◆ **Problem details**: From the line that has "Give me a plain-text" down to the final line of the listing below, transcribe every line exactly, and only those.

-------- Record list --------

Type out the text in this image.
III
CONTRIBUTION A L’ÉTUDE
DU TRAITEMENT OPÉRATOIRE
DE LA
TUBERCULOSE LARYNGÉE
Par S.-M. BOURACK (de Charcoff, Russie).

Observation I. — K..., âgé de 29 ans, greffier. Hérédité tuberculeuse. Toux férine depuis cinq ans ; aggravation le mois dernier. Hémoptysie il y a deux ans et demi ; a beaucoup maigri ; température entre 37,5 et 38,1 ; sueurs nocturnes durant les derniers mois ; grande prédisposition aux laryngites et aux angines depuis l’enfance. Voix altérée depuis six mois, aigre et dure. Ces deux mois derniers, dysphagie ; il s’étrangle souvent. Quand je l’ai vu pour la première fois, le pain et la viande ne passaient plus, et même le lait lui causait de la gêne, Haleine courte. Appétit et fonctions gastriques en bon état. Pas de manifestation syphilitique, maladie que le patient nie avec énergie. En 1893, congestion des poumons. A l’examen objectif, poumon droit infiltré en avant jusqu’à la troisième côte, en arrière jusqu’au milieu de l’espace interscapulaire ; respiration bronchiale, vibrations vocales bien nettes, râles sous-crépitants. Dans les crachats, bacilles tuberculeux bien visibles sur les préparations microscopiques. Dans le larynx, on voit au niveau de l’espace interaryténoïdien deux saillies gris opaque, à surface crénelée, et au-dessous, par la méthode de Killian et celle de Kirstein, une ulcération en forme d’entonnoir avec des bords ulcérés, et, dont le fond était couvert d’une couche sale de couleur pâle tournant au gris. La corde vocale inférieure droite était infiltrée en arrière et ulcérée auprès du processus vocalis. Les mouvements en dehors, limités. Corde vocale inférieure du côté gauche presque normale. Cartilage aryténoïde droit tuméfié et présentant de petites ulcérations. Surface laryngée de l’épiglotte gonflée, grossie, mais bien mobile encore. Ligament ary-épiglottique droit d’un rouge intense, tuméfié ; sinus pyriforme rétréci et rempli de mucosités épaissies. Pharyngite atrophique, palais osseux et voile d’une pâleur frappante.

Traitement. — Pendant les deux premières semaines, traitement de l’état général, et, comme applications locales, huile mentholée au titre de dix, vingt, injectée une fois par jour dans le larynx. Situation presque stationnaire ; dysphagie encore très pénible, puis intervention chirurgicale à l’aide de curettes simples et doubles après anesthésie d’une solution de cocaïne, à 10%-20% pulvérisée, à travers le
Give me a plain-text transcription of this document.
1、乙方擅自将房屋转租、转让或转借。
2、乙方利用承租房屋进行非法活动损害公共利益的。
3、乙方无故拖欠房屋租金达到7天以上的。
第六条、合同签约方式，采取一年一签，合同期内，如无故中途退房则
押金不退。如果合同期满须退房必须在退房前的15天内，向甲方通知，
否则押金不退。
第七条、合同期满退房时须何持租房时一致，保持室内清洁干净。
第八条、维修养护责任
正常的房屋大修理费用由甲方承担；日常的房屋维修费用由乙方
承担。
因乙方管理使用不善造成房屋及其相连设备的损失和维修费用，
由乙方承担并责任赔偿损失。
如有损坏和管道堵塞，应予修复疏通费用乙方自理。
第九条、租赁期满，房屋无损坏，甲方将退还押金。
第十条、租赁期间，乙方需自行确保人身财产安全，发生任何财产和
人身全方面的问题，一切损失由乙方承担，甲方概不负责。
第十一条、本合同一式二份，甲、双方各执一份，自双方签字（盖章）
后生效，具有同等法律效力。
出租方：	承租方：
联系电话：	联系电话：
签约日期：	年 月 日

--------

◆ **Result**:
Give me a plain-text transcription of this document.
1、乙方擅自将房屋转租、转让或转借。
2、乙方利用承租房屋进行非法活动损害公共利益的。
3、乙方无故拖欠房屋租金达到7天以上的。
第六条、合同签约方式，采取一年一签，合同期内，如无故中途退房则
押金不退。如果合同期满须退房必须在退房前的15天内，向甲方通知，
否则押金不退。
第七条、合同期满退房时须何持租房时一致，保持室内清洁干净。
第八条、维修养护责任
正常的房屋大修理费用由甲方承担；日常的房屋维修费用由乙方
承担。
因乙方管理使用不善造成房屋及其相连设备的损失和维修费用，
由乙方承担并责任赔偿损失。
如有损坏和管道堵塞，应予修复疏通费用乙方自理。
第九条、租赁期满，房屋无损坏，甲方将退还押金。
第十条、租赁期间，乙方需自行确保人身财产安全，发生任何财产和
人身全方面的问题，一切损失由乙方承担，甲方概不负责。
第十一条、本合同一式二份，甲、双方各执一份，自双方签字（盖章）
后生效，具有同等法律效力。
出租方：	承租方：
联系电话：	联系电话：
签约日期：	年 月 日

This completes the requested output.